# [SET EXERCISE]
Reproduce the listing below without changes, except that pictures are left out.

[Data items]

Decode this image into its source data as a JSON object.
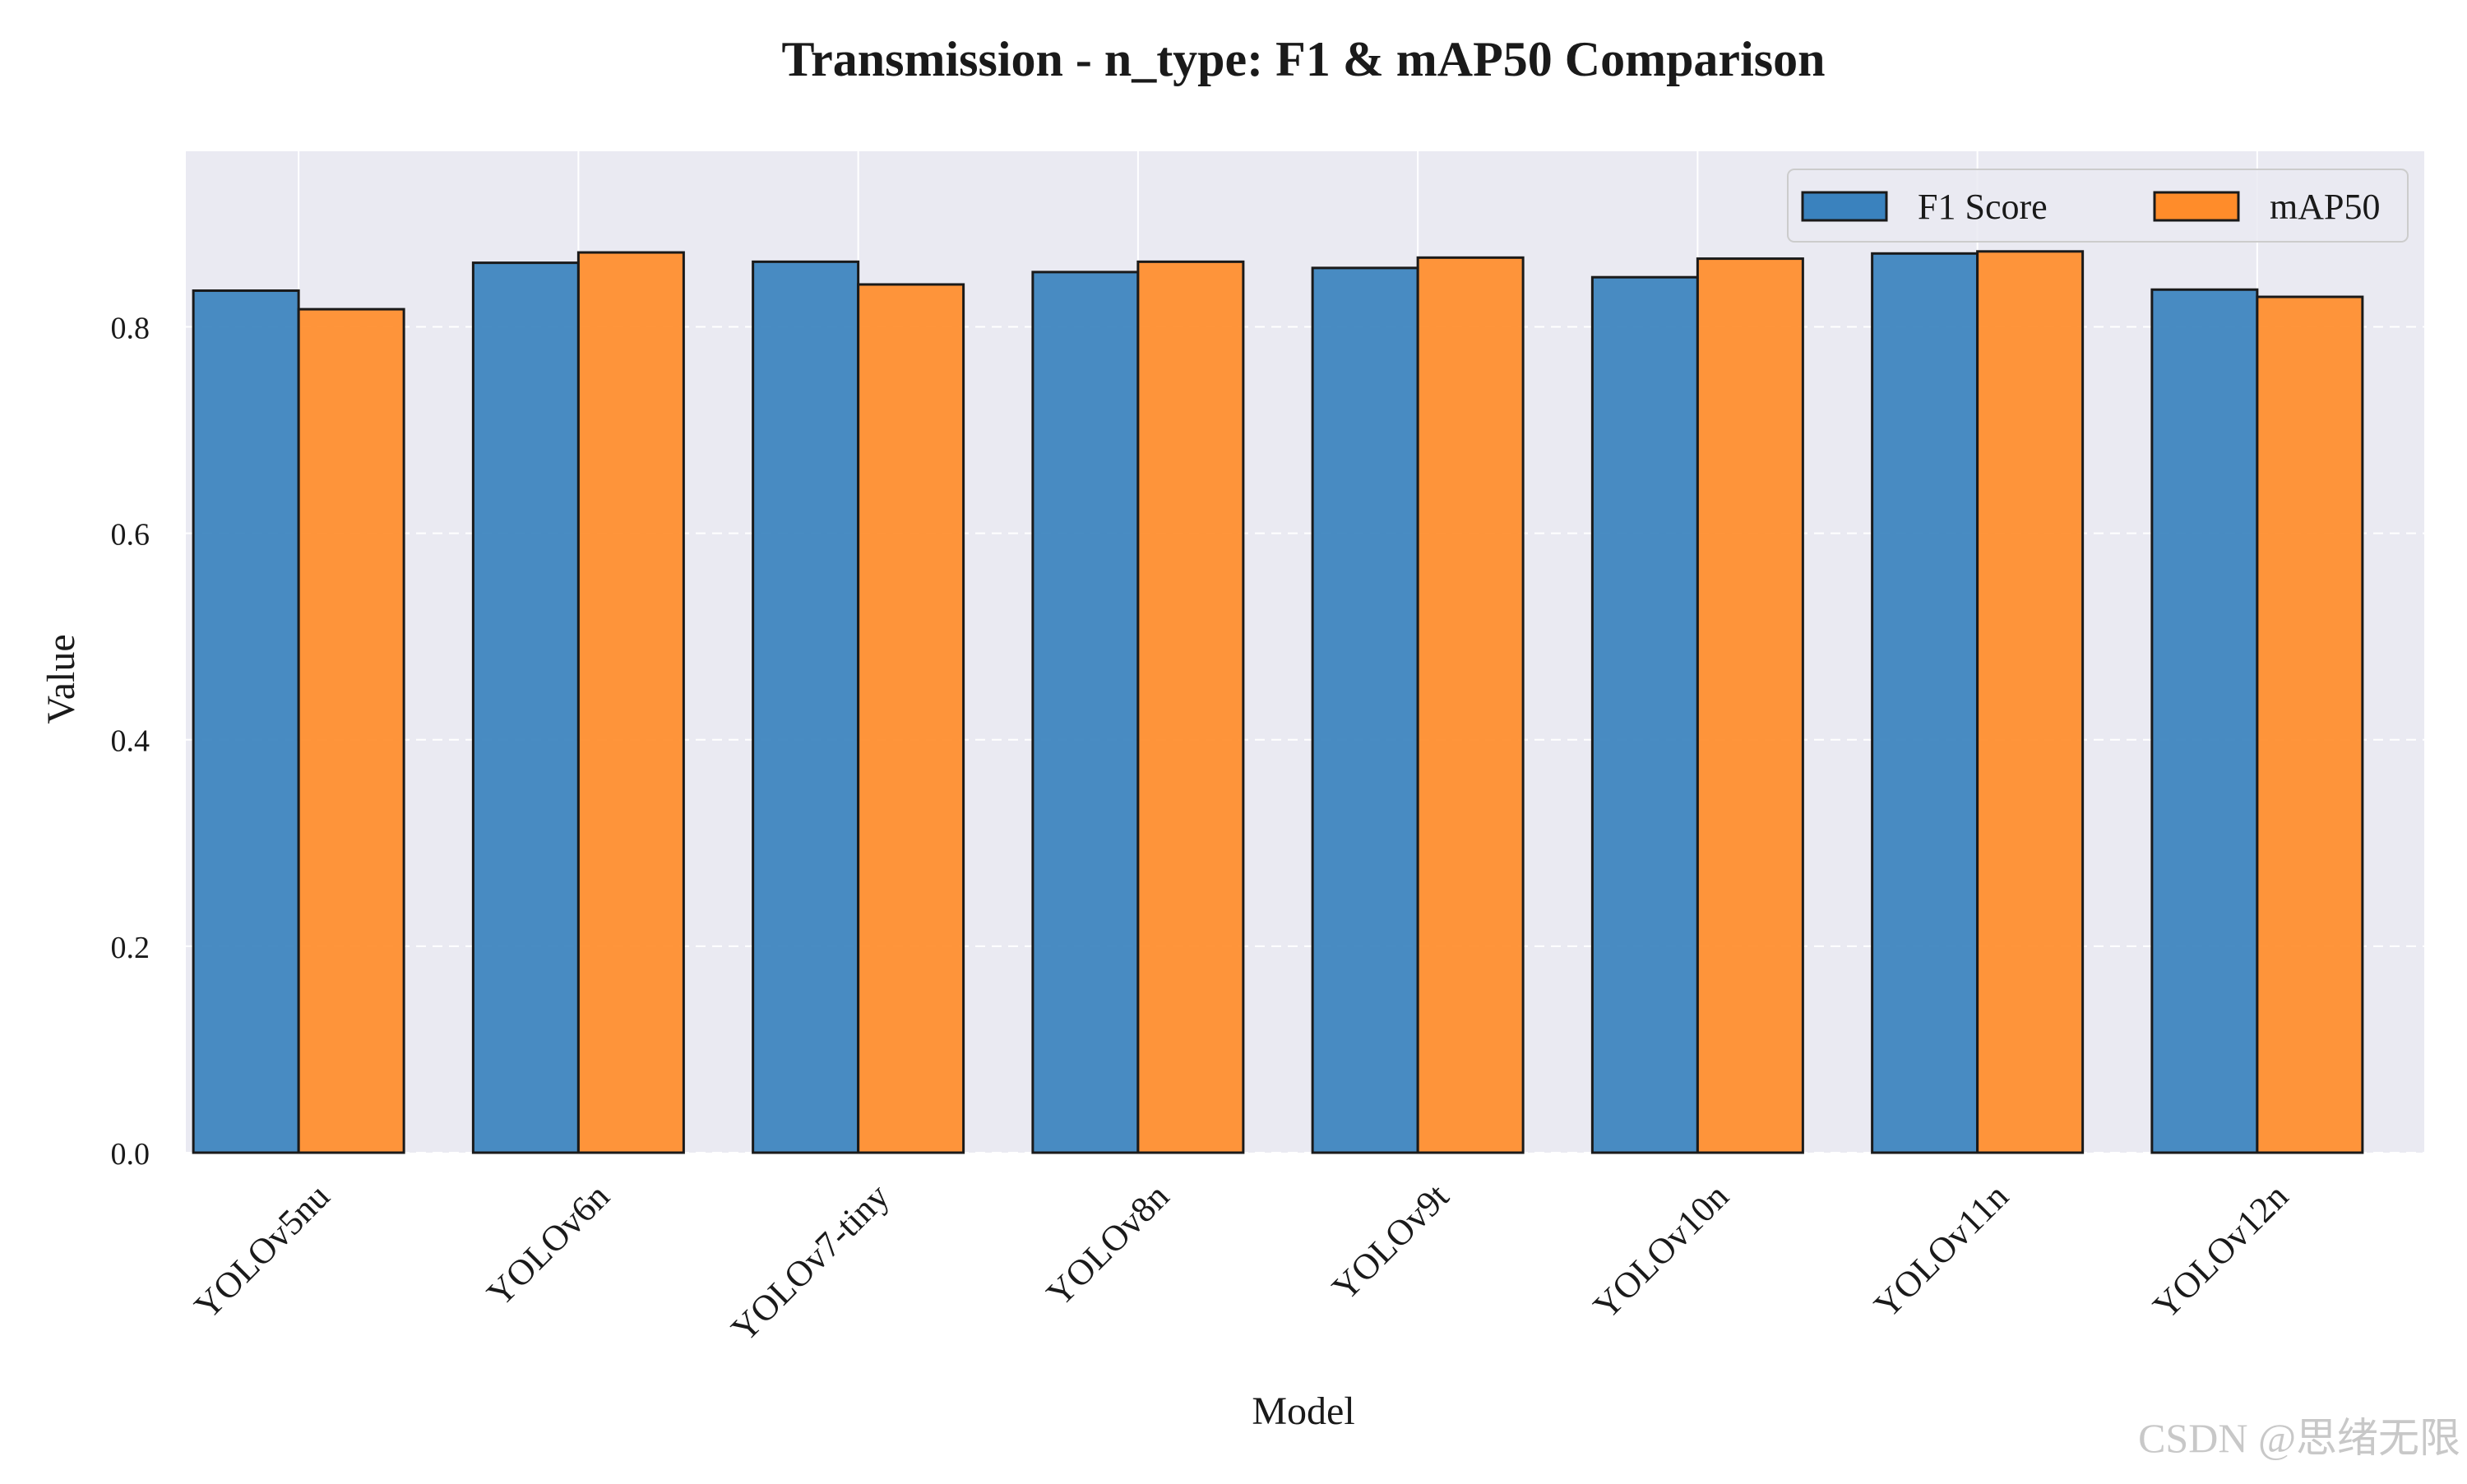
{
  "chart_data": {
    "type": "bar",
    "title": "Transmission - n_type: F1 & mAP50 Comparison",
    "xlabel": "Model",
    "ylabel": "Value",
    "categories": [
      "YOLOv5nu",
      "YOLOv6n",
      "YOLOv7-tiny",
      "YOLOv8n",
      "YOLOv9t",
      "YOLOv10n",
      "YOLOv11n",
      "YOLOv12n"
    ],
    "series": [
      {
        "name": "F1 Score",
        "color": "#3A82BE",
        "values": [
          0.835,
          0.862,
          0.863,
          0.853,
          0.857,
          0.848,
          0.871,
          0.836
        ]
      },
      {
        "name": "mAP50",
        "color": "#FF8C2A",
        "values": [
          0.817,
          0.872,
          0.841,
          0.863,
          0.867,
          0.866,
          0.873,
          0.829
        ]
      }
    ],
    "ylim": [
      0,
      0.97
    ],
    "yticks": [
      "0.0",
      "0.2",
      "0.4",
      "0.6",
      "0.8"
    ],
    "grid": true,
    "legend_position": "top-right",
    "colors": {
      "plot_background": "#EAEAF2",
      "grid": "#FFFFFF",
      "bar_edge": "#1A1A1A"
    }
  },
  "watermark": "CSDN @思绪无限"
}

# [CORRECT OUTPUT]
Decode this image into its source data as a JSON object.
{
  "chart_data": {
    "type": "bar",
    "title": "Transmission - n_type: F1 & mAP50 Comparison",
    "xlabel": "Model",
    "ylabel": "Value",
    "categories": [
      "YOLOv5nu",
      "YOLOv6n",
      "YOLOv7-tiny",
      "YOLOv8n",
      "YOLOv9t",
      "YOLOv10n",
      "YOLOv11n",
      "YOLOv12n"
    ],
    "series": [
      {
        "name": "F1 Score",
        "color": "#3A82BE",
        "values": [
          0.835,
          0.862,
          0.863,
          0.853,
          0.857,
          0.848,
          0.871,
          0.836
        ]
      },
      {
        "name": "mAP50",
        "color": "#FF8C2A",
        "values": [
          0.817,
          0.872,
          0.841,
          0.863,
          0.867,
          0.866,
          0.873,
          0.829
        ]
      }
    ],
    "ylim": [
      0,
      0.97
    ],
    "yticks": [
      "0.0",
      "0.2",
      "0.4",
      "0.6",
      "0.8"
    ],
    "grid": true,
    "legend_position": "top-right",
    "colors": {
      "plot_background": "#EAEAF2",
      "grid": "#FFFFFF",
      "bar_edge": "#1A1A1A"
    }
  },
  "watermark": "CSDN @思绪无限"
}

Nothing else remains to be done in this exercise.